What you have to do: Work out how many lines in the entries contain the string "구로구청공무원노동조합은", and give nothing but that number.

Data section:
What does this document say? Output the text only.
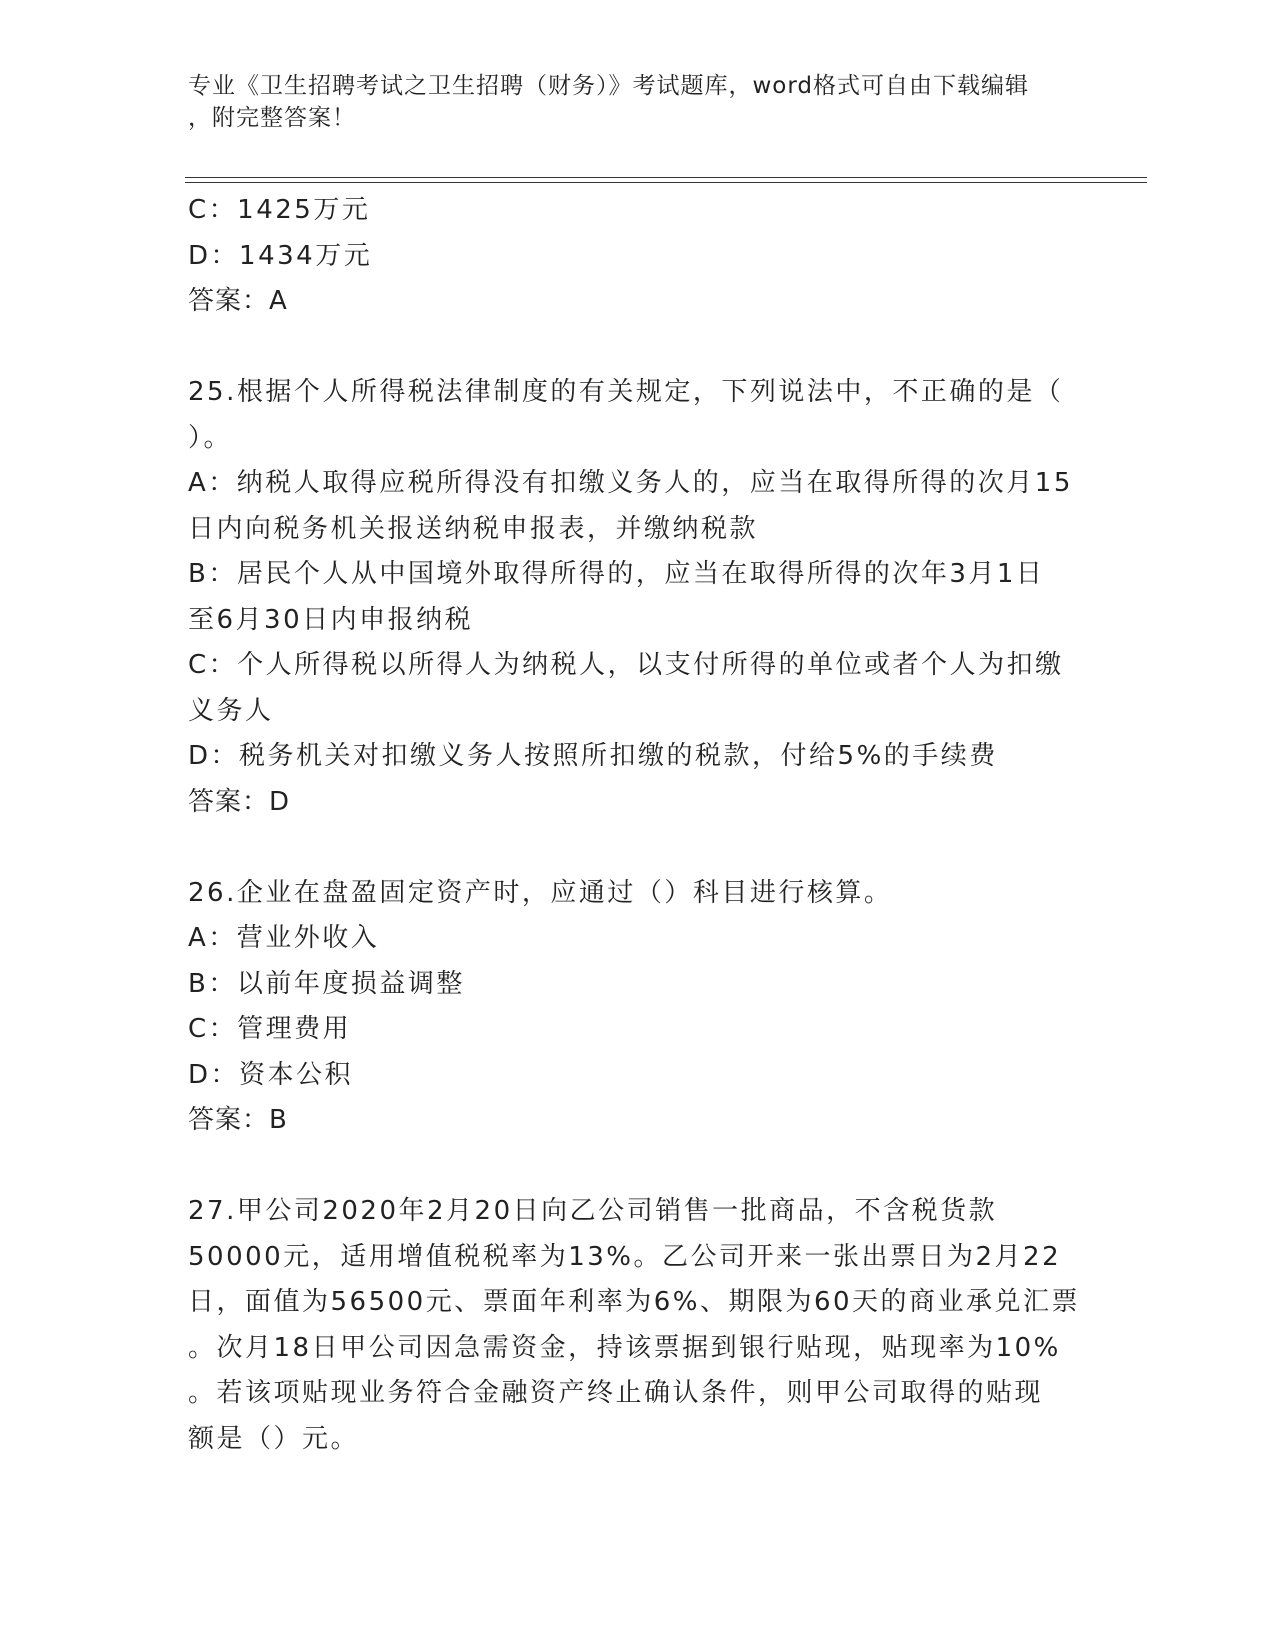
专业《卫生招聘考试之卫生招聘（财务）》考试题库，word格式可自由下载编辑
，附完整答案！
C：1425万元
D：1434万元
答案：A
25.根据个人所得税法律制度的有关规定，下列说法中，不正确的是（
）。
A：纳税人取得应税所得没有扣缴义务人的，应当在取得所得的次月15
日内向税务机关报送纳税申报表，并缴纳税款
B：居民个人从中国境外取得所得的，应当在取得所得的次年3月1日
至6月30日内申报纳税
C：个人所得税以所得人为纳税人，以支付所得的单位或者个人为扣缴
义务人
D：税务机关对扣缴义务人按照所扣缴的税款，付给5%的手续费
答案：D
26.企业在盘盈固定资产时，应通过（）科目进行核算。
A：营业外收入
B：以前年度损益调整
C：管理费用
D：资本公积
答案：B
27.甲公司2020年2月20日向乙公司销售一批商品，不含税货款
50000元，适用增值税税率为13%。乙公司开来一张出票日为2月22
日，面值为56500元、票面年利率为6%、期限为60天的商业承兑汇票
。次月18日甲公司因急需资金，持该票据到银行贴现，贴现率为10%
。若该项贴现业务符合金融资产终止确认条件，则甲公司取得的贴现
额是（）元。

---

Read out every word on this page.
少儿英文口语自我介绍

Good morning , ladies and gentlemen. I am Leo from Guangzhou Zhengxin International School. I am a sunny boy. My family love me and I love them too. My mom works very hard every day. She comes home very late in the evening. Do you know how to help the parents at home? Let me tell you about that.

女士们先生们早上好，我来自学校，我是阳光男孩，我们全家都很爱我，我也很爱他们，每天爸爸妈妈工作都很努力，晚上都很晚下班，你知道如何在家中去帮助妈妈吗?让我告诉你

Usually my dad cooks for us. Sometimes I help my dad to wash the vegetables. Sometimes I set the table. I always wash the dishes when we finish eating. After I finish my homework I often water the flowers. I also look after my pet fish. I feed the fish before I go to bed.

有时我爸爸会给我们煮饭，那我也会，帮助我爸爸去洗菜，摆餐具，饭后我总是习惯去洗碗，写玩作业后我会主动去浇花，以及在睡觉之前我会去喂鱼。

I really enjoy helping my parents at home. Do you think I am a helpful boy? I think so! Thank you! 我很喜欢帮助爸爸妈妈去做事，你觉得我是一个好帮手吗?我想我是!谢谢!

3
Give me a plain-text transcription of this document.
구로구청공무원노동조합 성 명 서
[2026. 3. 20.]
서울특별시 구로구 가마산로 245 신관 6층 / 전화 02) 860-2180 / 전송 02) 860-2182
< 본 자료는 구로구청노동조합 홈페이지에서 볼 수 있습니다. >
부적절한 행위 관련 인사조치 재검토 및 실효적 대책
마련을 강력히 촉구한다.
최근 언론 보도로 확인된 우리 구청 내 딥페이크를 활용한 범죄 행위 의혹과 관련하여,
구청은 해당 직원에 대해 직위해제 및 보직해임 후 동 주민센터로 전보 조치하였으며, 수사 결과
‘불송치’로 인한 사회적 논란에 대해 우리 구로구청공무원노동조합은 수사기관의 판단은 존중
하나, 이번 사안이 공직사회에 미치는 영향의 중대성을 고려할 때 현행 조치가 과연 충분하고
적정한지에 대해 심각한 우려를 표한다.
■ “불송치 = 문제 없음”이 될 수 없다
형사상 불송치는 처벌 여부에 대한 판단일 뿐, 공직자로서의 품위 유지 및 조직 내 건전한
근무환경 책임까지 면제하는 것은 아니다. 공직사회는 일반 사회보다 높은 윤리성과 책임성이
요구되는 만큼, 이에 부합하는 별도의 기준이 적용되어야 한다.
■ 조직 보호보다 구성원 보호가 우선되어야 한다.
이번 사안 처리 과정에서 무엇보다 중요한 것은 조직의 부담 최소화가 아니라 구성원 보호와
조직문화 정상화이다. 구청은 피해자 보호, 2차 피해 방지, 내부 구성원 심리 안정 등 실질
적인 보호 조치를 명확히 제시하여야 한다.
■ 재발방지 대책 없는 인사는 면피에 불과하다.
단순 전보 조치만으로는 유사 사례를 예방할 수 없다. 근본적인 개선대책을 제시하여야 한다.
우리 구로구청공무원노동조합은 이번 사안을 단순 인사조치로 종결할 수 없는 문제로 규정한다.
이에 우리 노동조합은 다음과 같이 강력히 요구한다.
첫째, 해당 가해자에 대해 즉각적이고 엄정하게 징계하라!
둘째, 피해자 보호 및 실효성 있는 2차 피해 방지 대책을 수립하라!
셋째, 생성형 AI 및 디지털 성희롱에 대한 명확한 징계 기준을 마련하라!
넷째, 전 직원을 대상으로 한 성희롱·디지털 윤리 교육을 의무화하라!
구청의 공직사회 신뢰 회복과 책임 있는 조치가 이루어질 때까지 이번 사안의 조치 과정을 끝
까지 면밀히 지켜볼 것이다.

Completed task: 2